In the material below, find all lines with the string "потому" and copy them.

▶ **Data records**:
'''

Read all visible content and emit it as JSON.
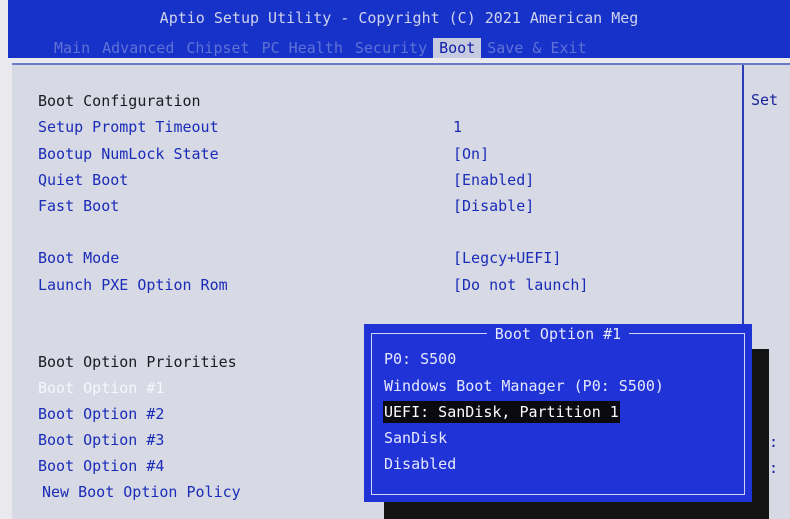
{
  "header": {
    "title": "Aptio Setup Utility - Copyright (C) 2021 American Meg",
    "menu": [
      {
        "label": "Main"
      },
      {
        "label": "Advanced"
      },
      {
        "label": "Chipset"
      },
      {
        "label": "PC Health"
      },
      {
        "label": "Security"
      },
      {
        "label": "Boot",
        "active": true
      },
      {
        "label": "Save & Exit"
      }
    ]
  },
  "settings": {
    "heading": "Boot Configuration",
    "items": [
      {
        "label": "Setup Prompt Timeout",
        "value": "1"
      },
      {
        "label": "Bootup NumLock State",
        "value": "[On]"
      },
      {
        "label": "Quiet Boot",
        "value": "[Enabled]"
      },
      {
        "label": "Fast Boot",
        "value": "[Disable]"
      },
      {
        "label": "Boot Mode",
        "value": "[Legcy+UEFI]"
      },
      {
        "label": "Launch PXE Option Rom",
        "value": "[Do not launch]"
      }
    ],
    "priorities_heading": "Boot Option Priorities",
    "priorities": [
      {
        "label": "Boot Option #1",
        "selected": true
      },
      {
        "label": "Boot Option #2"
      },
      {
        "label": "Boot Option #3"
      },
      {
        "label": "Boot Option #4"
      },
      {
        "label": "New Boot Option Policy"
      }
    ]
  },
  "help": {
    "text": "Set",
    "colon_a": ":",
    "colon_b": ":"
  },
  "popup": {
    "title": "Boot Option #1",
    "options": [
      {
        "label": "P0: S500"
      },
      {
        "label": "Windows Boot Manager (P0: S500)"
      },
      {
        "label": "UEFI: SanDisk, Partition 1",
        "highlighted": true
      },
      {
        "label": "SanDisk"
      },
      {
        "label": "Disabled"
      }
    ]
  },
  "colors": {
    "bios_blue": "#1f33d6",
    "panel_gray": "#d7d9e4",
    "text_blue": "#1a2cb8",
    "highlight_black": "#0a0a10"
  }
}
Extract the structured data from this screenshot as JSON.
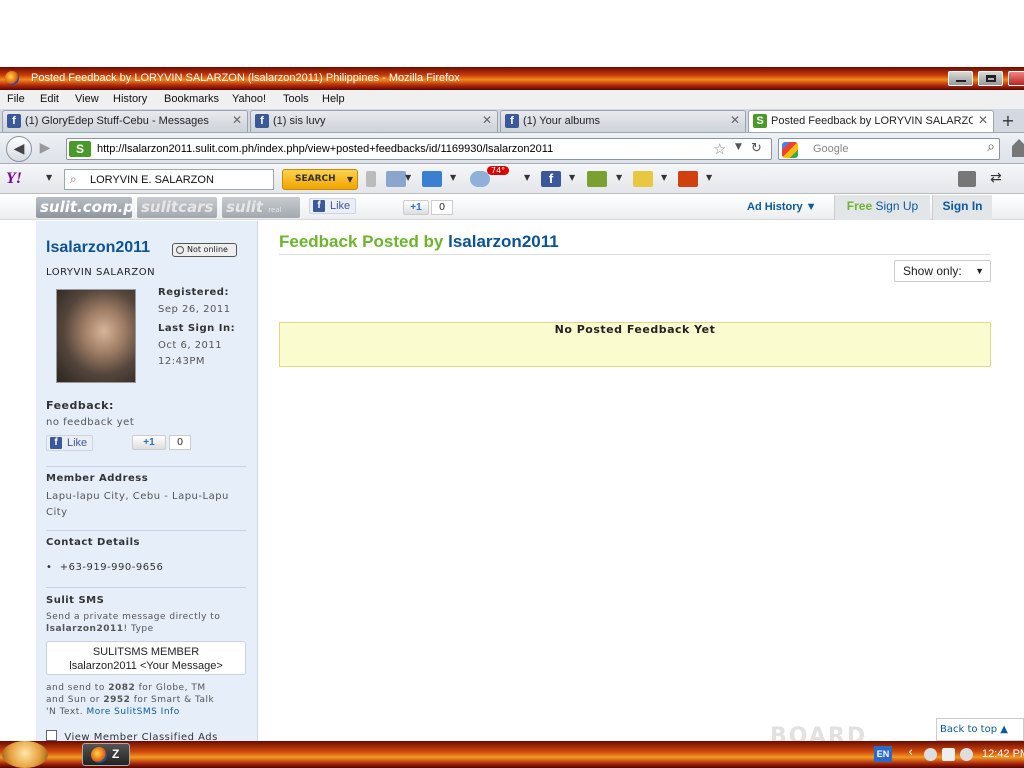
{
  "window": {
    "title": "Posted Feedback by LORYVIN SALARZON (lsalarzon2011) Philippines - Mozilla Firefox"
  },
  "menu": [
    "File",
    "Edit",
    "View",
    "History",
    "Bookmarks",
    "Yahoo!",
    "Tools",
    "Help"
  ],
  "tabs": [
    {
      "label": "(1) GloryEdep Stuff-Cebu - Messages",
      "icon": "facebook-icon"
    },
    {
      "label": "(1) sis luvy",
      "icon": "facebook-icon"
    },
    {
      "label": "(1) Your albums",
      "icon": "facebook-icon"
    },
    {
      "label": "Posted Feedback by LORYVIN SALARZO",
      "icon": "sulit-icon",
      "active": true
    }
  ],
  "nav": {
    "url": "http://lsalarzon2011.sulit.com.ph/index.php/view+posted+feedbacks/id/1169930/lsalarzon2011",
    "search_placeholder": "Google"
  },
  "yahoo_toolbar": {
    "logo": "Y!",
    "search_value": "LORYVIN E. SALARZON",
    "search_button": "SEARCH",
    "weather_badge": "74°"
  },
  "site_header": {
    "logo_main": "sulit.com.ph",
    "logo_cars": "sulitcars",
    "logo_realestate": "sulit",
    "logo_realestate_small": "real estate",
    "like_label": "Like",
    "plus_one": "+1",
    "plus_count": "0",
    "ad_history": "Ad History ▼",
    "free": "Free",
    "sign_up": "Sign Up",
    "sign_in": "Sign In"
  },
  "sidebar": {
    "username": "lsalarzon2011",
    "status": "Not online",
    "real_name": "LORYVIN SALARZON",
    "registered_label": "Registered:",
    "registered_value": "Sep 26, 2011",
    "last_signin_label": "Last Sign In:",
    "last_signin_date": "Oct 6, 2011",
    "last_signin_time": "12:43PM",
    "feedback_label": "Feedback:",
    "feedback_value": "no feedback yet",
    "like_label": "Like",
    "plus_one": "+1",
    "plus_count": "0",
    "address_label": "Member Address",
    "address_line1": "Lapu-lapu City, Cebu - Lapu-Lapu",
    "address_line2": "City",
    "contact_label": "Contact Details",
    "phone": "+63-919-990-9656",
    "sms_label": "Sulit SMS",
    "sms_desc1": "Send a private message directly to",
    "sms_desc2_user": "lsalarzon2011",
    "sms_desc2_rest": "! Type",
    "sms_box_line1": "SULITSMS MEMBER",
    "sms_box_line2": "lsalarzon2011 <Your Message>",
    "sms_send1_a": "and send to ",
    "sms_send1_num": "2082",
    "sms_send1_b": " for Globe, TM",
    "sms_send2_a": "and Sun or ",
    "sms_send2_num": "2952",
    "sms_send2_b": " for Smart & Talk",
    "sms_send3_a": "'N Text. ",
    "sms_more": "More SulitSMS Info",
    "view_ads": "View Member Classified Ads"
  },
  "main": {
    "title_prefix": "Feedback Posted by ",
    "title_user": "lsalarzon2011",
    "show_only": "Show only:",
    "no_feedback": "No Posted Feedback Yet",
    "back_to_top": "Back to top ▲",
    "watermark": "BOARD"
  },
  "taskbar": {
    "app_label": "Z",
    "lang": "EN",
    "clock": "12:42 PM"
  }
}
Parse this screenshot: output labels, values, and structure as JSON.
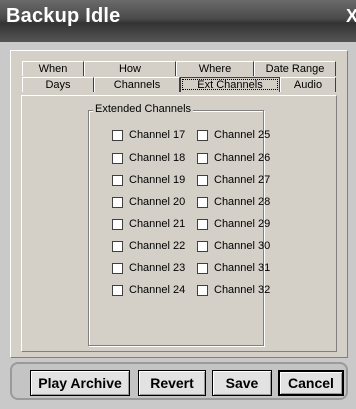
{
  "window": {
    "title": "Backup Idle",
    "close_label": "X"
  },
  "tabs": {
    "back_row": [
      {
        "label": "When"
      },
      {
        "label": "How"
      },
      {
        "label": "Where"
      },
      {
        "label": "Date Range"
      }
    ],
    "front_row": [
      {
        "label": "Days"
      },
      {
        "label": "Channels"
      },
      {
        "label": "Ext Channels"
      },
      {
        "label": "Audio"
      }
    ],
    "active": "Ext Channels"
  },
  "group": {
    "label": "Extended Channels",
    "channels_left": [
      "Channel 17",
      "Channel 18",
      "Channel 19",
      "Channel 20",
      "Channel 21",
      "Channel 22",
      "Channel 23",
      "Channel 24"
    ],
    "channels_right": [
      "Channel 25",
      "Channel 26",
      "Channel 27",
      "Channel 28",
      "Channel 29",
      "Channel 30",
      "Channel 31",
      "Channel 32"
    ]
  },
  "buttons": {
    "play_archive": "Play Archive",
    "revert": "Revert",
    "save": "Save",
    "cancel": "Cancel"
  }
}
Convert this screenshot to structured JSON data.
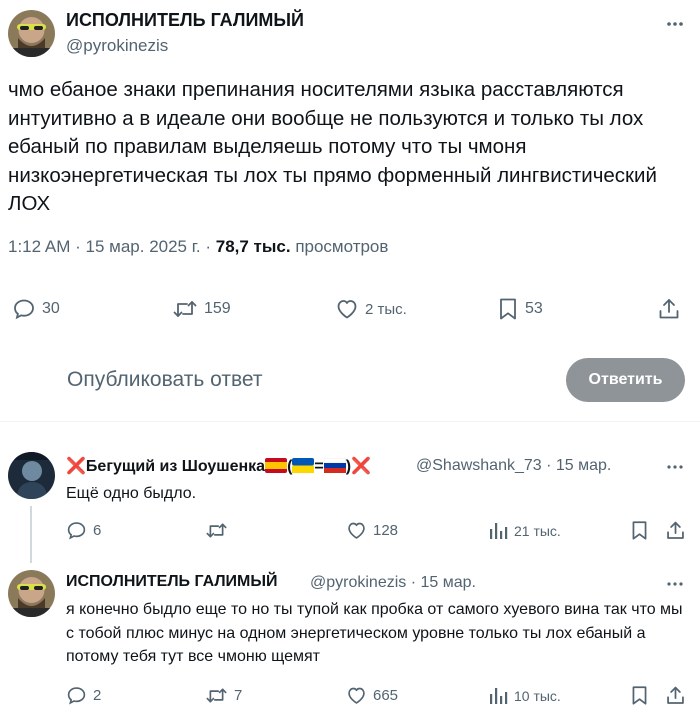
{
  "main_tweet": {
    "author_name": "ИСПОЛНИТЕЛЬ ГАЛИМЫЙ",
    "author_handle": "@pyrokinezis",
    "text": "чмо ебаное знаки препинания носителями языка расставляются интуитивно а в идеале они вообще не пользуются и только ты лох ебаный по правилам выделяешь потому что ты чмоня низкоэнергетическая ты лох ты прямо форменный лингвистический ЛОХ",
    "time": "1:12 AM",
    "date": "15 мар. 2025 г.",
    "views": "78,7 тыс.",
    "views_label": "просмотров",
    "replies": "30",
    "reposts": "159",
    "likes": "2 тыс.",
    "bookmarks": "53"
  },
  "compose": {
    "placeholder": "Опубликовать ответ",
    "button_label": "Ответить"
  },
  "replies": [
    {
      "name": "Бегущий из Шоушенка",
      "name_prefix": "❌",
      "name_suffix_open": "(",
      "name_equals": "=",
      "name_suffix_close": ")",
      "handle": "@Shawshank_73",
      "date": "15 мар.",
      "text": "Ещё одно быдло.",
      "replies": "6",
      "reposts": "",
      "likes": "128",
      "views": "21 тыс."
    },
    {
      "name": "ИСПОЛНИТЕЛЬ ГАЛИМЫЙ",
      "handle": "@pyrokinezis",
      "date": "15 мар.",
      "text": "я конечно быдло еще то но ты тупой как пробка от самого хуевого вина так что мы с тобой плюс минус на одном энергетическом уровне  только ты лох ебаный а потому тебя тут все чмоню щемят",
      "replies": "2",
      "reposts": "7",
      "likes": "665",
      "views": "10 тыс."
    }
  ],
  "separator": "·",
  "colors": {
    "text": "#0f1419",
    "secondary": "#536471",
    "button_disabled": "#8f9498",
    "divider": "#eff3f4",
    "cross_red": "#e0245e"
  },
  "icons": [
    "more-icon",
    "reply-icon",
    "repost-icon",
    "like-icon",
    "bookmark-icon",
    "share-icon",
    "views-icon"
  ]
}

'''

▶ **FINAL RESULT**:
    "text": "чмо ебаное знаки препинания носителями языка расставляются интуитивно а в идеале они вообще не пользуются и только ты лох ебаный по правилам выделяешь потому что ты чмоня низкоэнергетическая ты лох ты прямо форменный лингвистический ЛОХ",
      "text": "я конечно быдло еще то но ты тупой как пробка от самого хуевого вина так что мы с тобой плюс минус на одном энергетическом уровне  только ты лох ебаный а потому тебя тут все чмоню щемят",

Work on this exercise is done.